■ **Extracted data entries**
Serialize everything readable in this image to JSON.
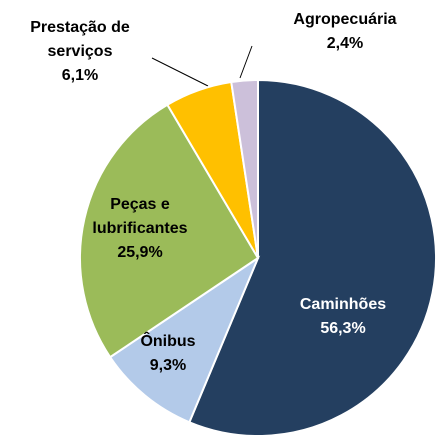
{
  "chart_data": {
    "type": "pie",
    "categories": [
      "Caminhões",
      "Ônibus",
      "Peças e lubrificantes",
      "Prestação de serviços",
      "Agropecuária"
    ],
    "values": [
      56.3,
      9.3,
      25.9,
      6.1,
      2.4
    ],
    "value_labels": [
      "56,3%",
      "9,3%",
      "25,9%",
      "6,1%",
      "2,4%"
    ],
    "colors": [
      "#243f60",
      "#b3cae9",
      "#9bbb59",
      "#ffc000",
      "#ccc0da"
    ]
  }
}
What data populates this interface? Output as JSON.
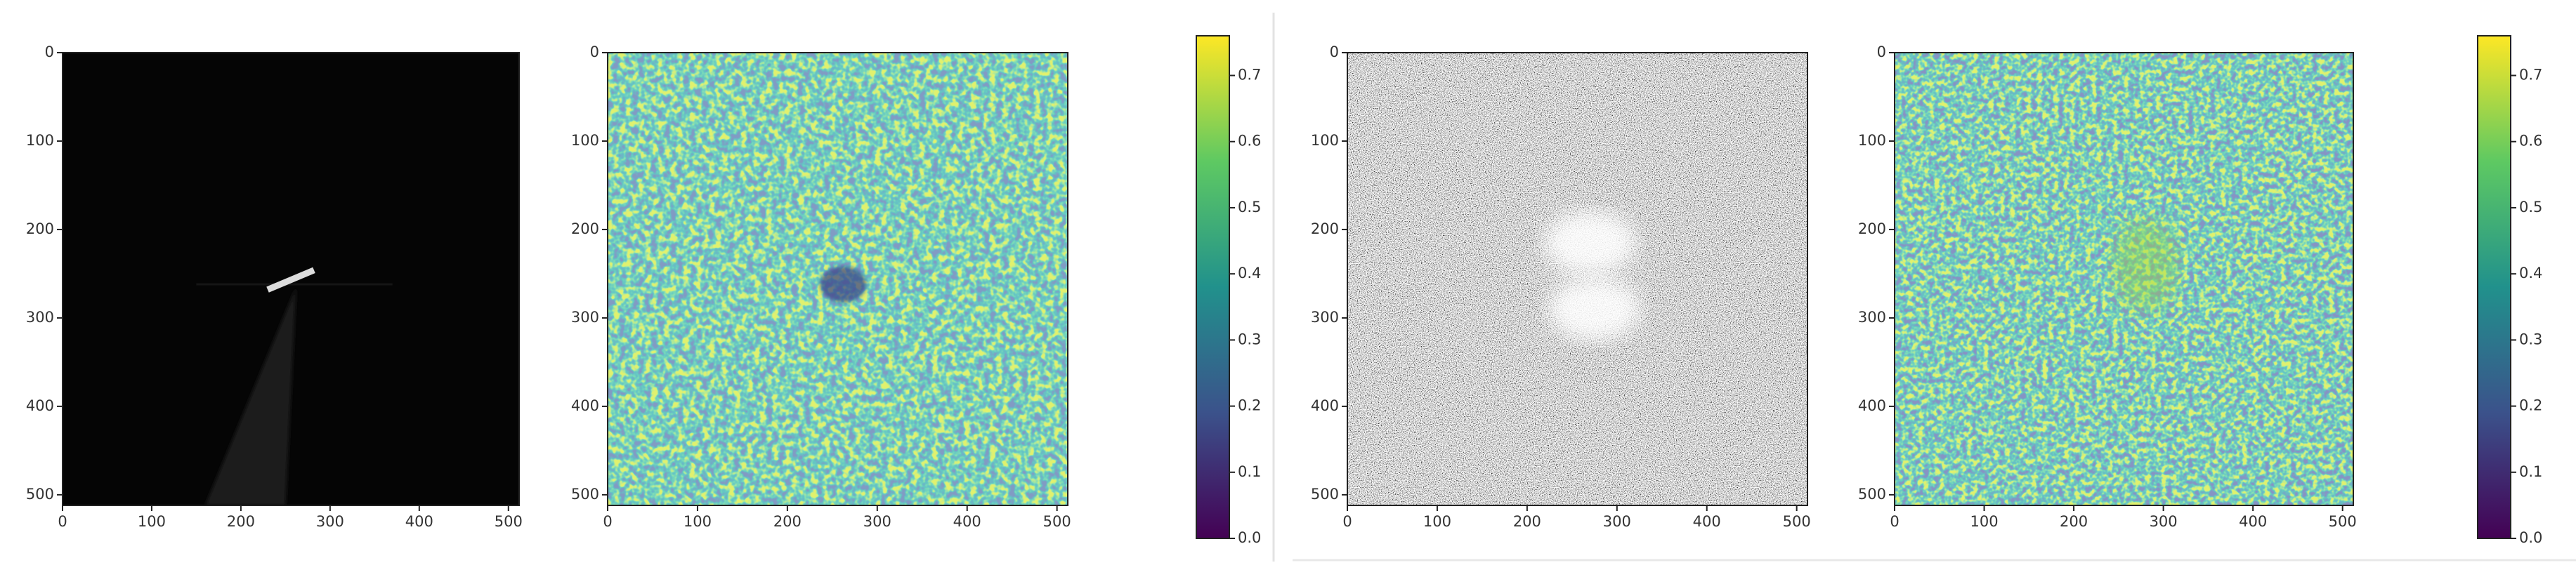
==
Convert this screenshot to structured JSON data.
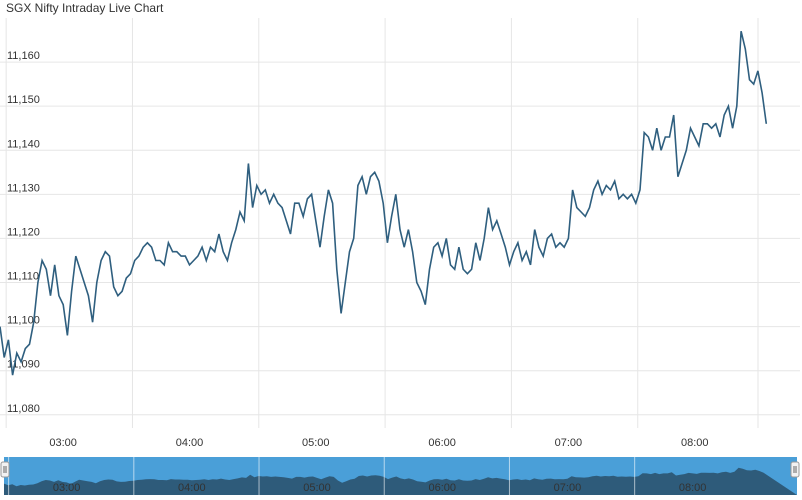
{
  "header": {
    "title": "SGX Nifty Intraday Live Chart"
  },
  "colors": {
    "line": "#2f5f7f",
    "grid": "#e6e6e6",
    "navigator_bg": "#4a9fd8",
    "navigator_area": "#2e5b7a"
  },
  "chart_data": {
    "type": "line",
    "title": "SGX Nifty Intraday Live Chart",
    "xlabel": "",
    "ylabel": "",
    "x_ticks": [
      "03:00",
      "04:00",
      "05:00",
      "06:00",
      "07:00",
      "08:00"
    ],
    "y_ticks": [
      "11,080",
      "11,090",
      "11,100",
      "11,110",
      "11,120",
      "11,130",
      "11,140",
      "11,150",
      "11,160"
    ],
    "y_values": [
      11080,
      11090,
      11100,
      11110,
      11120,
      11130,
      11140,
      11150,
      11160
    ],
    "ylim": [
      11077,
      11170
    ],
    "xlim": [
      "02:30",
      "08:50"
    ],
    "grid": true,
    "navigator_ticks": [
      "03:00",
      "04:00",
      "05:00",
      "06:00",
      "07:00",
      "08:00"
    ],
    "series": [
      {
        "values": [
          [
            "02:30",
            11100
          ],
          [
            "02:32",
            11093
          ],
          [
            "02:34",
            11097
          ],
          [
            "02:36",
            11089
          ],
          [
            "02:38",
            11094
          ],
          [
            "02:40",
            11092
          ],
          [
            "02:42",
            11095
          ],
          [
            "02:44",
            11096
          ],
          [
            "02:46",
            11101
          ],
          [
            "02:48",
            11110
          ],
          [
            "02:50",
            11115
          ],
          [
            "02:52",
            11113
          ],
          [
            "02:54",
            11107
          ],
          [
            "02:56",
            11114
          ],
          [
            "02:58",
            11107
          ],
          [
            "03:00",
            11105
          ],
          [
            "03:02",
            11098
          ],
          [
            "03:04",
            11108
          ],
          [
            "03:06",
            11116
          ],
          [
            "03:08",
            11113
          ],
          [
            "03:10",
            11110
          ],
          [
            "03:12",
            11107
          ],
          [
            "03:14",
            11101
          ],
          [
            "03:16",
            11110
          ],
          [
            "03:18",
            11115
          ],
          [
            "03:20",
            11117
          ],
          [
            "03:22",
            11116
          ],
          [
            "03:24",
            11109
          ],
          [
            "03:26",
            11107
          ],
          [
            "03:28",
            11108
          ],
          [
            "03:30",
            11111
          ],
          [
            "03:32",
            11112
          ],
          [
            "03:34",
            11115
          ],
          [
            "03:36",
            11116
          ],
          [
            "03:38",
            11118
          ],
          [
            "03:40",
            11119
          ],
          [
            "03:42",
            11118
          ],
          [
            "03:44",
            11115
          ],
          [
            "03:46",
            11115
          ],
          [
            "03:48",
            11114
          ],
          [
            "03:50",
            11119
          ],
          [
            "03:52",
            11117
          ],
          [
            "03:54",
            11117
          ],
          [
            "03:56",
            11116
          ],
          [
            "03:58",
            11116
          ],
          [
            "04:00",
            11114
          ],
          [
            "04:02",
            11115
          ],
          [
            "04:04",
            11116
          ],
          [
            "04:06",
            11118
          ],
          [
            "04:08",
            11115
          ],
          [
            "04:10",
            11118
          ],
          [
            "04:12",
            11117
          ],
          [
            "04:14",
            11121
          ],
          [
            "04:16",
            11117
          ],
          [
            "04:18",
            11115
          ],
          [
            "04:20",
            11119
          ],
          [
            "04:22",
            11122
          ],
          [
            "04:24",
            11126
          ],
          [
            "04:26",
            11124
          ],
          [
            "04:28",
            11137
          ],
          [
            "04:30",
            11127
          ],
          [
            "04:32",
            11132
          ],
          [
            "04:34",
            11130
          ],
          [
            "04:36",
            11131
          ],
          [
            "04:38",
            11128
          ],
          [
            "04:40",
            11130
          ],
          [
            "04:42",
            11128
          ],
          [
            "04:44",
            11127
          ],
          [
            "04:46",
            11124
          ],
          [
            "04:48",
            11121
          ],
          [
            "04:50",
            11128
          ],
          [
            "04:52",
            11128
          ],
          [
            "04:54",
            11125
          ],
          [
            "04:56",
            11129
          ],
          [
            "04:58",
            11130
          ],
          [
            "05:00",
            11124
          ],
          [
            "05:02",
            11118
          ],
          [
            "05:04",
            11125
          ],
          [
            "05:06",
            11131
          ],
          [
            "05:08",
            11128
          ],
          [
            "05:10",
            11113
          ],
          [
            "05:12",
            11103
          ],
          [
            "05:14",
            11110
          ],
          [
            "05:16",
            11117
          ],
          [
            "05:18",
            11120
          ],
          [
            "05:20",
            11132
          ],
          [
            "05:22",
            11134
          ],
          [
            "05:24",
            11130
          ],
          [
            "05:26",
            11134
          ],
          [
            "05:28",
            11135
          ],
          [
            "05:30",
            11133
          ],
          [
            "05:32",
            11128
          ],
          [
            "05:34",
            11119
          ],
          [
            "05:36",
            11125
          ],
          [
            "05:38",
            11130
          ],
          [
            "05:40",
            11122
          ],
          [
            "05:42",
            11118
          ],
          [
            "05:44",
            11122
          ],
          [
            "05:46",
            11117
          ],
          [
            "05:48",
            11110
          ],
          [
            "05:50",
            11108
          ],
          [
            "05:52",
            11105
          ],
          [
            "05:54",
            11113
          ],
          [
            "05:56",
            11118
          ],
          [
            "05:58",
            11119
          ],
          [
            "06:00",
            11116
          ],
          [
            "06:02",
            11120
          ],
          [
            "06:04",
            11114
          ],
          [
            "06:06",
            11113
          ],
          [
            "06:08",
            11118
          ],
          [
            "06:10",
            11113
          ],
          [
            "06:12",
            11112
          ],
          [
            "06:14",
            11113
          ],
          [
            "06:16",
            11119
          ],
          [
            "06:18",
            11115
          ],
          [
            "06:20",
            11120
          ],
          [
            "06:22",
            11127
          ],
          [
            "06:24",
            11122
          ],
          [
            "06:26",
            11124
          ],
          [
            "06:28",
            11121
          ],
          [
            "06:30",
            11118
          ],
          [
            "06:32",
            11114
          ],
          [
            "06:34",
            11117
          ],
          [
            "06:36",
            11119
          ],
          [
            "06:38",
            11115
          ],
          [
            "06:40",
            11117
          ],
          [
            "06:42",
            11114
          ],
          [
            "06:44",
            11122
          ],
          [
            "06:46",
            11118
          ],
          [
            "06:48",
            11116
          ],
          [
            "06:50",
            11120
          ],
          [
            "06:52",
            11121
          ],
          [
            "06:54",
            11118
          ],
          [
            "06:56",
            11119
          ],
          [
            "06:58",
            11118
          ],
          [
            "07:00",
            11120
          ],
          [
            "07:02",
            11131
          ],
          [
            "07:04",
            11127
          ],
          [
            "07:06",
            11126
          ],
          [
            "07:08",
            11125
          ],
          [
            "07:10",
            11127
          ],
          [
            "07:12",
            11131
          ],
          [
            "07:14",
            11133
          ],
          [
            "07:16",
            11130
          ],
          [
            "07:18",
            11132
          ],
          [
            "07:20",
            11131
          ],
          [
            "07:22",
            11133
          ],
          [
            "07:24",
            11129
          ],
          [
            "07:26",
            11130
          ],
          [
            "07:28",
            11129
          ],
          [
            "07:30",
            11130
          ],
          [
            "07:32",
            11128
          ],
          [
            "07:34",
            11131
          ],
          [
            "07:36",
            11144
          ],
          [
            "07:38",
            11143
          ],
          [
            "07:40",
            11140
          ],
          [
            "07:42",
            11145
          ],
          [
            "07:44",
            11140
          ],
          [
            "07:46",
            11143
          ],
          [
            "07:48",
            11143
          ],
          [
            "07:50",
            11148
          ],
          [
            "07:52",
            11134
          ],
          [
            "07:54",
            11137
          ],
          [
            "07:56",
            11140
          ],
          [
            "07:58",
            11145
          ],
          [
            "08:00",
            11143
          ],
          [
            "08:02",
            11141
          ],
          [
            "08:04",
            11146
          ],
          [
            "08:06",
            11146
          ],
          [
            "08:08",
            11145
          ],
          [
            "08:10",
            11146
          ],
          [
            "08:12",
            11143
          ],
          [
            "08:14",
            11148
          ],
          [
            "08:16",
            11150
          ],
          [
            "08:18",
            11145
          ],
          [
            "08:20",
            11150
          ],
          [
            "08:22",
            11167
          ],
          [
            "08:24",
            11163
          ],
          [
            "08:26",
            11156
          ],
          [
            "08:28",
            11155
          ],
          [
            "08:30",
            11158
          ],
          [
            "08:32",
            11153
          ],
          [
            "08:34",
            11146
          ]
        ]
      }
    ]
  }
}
* * *
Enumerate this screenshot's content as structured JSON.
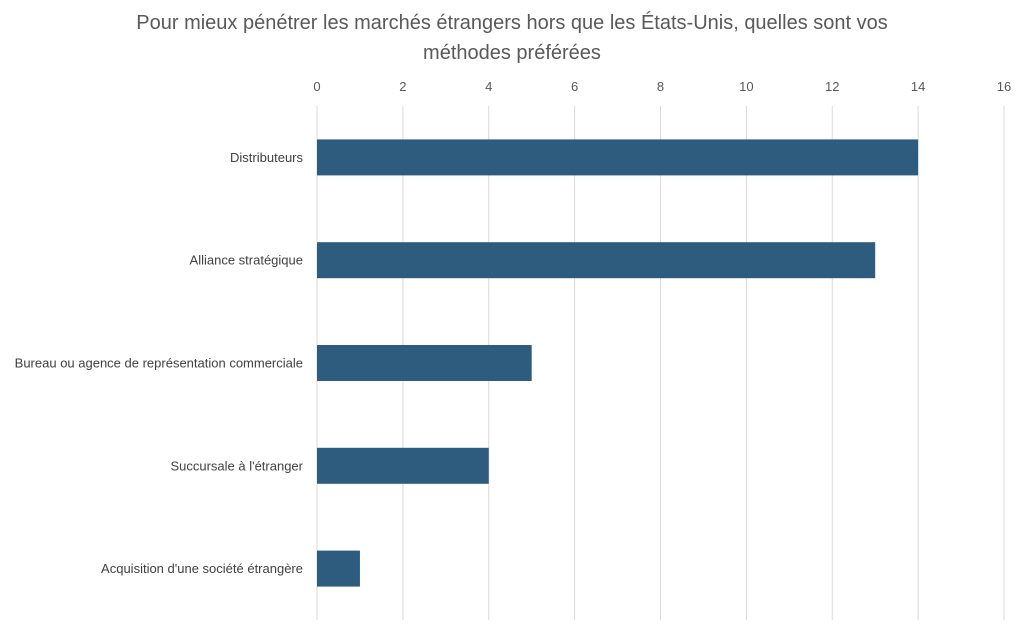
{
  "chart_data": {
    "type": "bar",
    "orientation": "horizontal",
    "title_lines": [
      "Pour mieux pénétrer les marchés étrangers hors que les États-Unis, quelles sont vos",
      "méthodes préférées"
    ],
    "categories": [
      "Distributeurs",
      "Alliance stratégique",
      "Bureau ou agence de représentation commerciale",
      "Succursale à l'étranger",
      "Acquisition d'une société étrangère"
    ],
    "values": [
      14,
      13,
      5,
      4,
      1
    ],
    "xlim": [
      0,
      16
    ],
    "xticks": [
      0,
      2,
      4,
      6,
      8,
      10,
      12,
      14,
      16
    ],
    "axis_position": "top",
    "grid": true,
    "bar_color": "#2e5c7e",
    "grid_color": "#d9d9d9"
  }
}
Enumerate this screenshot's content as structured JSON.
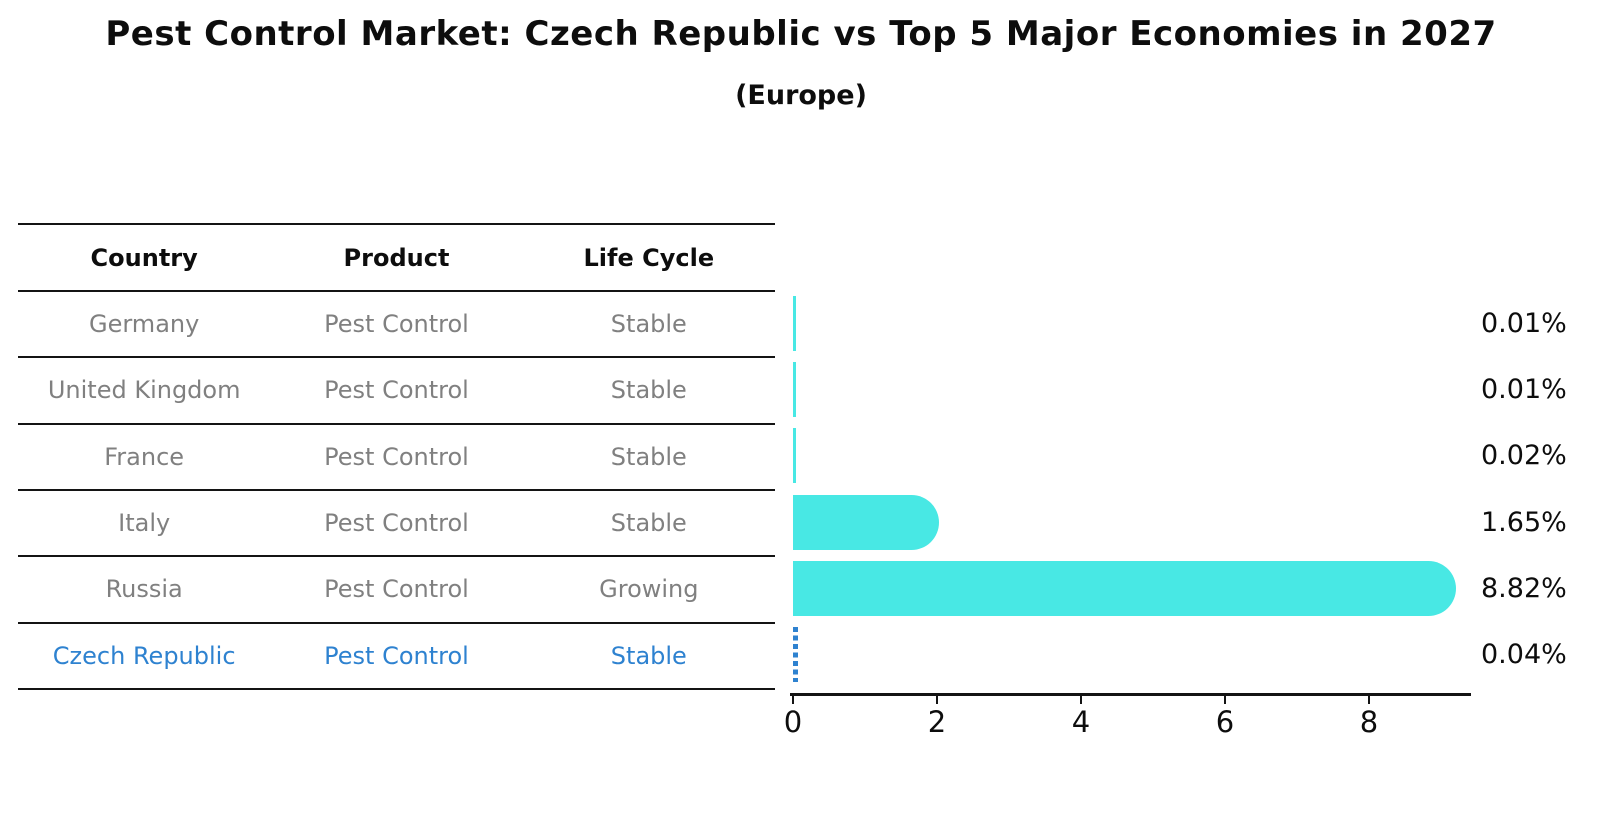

■ **Aim**
Only the lines between the line with "Serialize everything readable" and the line with "What data populates", inclusive, should be reproduced, exactly as written and without pictures.

■ **Exercise output**
Serialize everything readable in this image to JSON.
{
  "chart_data": {
    "type": "pie",
    "categories": [
      "Caminhões",
      "Ônibus",
      "Peças e lubrificantes",
      "Prestação de serviços",
      "Agropecuária"
    ],
    "values": [
      56.3,
      9.3,
      25.9,
      6.1,
      2.4
    ],
    "value_labels": [
      "56,3%",
      "9,3%",
      "25,9%",
      "6,1%",
      "2,4%"
    ],
    "colors": [
      "#243f60",
      "#b3cae9",
      "#9bbb59",
      "#ffc000",
      "#ccc0da"
    ]
  }
}
What data populates this interface? Output as JSON.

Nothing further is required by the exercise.